WRITTEN PROBLEM:
What lines of the data include the string "demande"? Copy them all.

DATASET ENTRIES:
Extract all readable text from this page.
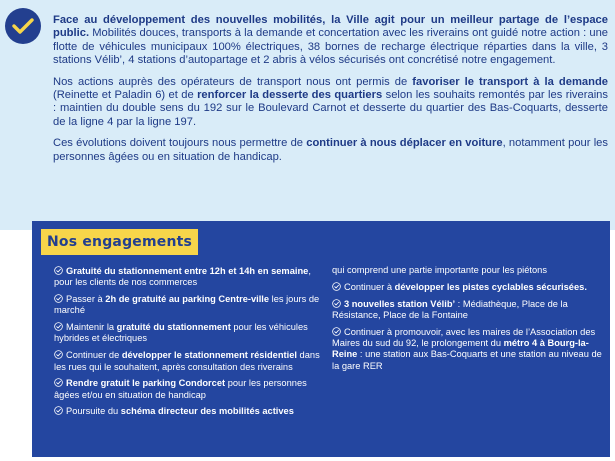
Face au développement des nouvelles mobilités, la Ville agit pour un meilleur partage de l’espace public. Mobilités douces, transports à la demande et concertation avec les riverains ont guidé notre action : une flotte de véhicules municipaux 100% électriques, 38 bornes de recharge électrique réparties dans la ville, 3 stations Vélib’, 4 stations d’autopartage et 2 abris à vélos sécurisés ont concrétisé notre engagement.

Nos actions auprès des opérateurs de transport nous ont permis de favoriser le transport à la demande (Reinette et Paladin 6) et de renforcer la desserte des quartiers selon les souhaits remontés par les riverains : maintien du double sens du 192 sur le Boulevard Carnot et desserte du quartier des Bas-Coquarts, desserte de la ligne 4 par la ligne 197.

Ces évolutions doivent toujours nous permettre de continuer à nous déplacer en voiture, notamment pour les personnes âgées ou en situation de handicap.

Nos engagements
Gratuité du stationnement entre 12h et 14h en semaine, pour les clients de nos commerces
Passer à 2h de gratuité au parking Centre-ville les jours de marché
Maintenir la gratuité du stationnement pour les véhicules hybrides et électriques
Continuer de développer le stationnement résidentiel dans les rues qui le souhaitent, après consultation des riverains
Rendre gratuit le parking Condorcet pour les personnes âgées et/ou en situation de handicap
Poursuite du schéma directeur des mobilités actives
qui comprend une partie importante pour les piétons
Continuer à développer les pistes cyclables sécurisées.
3 nouvelles station Vélib’ : Médiathèque, Place de la Résistance, Place de la Fontaine
Continuer à promouvoir, avec les maires de l’Association des Maires du sud du 92, le prolongement du métro 4 à Bourg-la-Reine : une station aux Bas-Coquarts et une station au niveau de la gare RER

FINISHED ANSWER:
Face au développement des nouvelles mobilités, la Ville agit pour un meilleur partage de l’espace public. Mobilités douces, transports à la demande et concertation avec les riverains ont guidé notre action : une flotte de véhicules municipaux 100% électriques, 38 bornes de recharge électrique réparties dans la ville, 3 stations Vélib’, 4 stations d’autopartage et 2 abris à vélos sécurisés ont concrétisé notre engagement.
Nos actions auprès des opérateurs de transport nous ont permis de favoriser le transport à la demande (Reinette et Paladin 6) et de renforcer la desserte des quartiers selon les souhaits remontés par les riverains : maintien du double sens du 192 sur le Boulevard Carnot et desserte du quartier des Bas-Coquarts, desserte de la ligne 4 par la ligne 197.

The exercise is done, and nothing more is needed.